Stored data
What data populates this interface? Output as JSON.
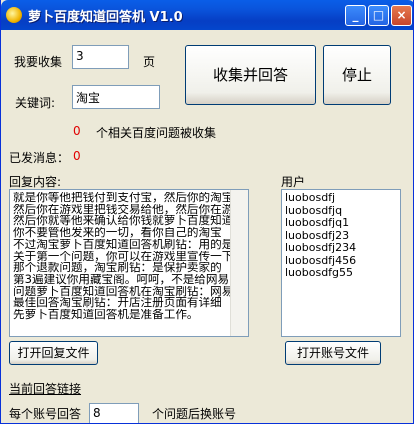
{
  "window": {
    "title": "萝卜百度知道回答机 V1.0",
    "minimize": "_",
    "maximize": "□",
    "close": "×"
  },
  "collect": {
    "label": "我要收集",
    "pages_value": "3",
    "pages_unit": "页"
  },
  "keyword": {
    "label": "关键词:",
    "value": "淘宝"
  },
  "buttons": {
    "collect_answer": "收集并回答",
    "stop": "停止",
    "open_reply": "打开回复文件",
    "open_account": "打开账号文件"
  },
  "status": {
    "count": "0",
    "count_text": "个相关百度问题被收集",
    "sent_label": "已发消息：",
    "sent_value": "0"
  },
  "reply": {
    "label": "回复内容:",
    "lines": [
      "就是你等他把钱付到支付宝，然后你的淘宝",
      "然后你在游戏里把钱交易给他，然后你在游",
      "然后你就等他来确认给你钱就萝卜百度知道",
      "你不要管他发来的一切，看你自己的淘宝",
      "不过淘宝萝卜百度知道回答机刷钻：用的是",
      "关于第一个问题，你可以在游戏里宣传一下",
      "那个退款问题，淘宝刷钻：是保护卖家的",
      "第3遍建议你用藏宝阁。呵呵，不是给网易",
      "问题萝卜百度知道回答机在淘宝刷钻：网易",
      "最佳回答淘宝刷钻：开店注册页面有详细",
      "先萝卜百度知道回答机是准备工作。"
    ]
  },
  "users": {
    "label": "用户",
    "items": [
      "luobosdfj",
      "luobosdfjq",
      "luobosdfjq1",
      "luobosdfj23",
      "luobosdfj234",
      "luobosdfj456",
      "luobosdfg55"
    ]
  },
  "current_link": {
    "label": "当前回答链接"
  },
  "per_account": {
    "label": "每个账号回答",
    "value": "8",
    "suffix": "个问题后换账号"
  }
}
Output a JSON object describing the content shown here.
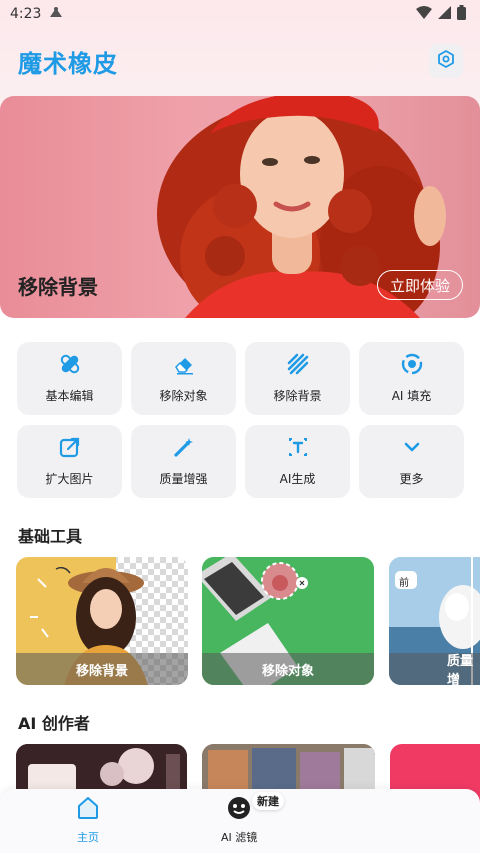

Exercise description. Repeat the data exactly, excluding the pictures.

Complete output.
What data populates this interface? Output as JSON.
{
  "window": {
    "title": "萝卜百度知道回答机 V1.0",
    "minimize": "_",
    "maximize": "□",
    "close": "×"
  },
  "collect": {
    "label": "我要收集",
    "pages_value": "3",
    "pages_unit": "页"
  },
  "keyword": {
    "label": "关键词:",
    "value": "淘宝"
  },
  "buttons": {
    "collect_answer": "收集并回答",
    "stop": "停止",
    "open_reply": "打开回复文件",
    "open_account": "打开账号文件"
  },
  "status": {
    "count": "0",
    "count_text": "个相关百度问题被收集",
    "sent_label": "已发消息：",
    "sent_value": "0"
  },
  "reply": {
    "label": "回复内容:",
    "lines": [
      "就是你等他把钱付到支付宝，然后你的淘宝",
      "然后你在游戏里把钱交易给他，然后你在游",
      "然后你就等他来确认给你钱就萝卜百度知道",
      "你不要管他发来的一切，看你自己的淘宝",
      "不过淘宝萝卜百度知道回答机刷钻：用的是",
      "关于第一个问题，你可以在游戏里宣传一下",
      "那个退款问题，淘宝刷钻：是保护卖家的",
      "第3遍建议你用藏宝阁。呵呵，不是给网易",
      "问题萝卜百度知道回答机在淘宝刷钻：网易",
      "最佳回答淘宝刷钻：开店注册页面有详细",
      "先萝卜百度知道回答机是准备工作。"
    ]
  },
  "users": {
    "label": "用户",
    "items": [
      "luobosdfj",
      "luobosdfjq",
      "luobosdfjq1",
      "luobosdfj23",
      "luobosdfj234",
      "luobosdfj456",
      "luobosdfg55"
    ]
  },
  "current_link": {
    "label": "当前回答链接"
  },
  "per_account": {
    "label": "每个账号回答",
    "value": "8",
    "suffix": "个问题后换账号"
  }
}
Output a JSON object describing the content shown here.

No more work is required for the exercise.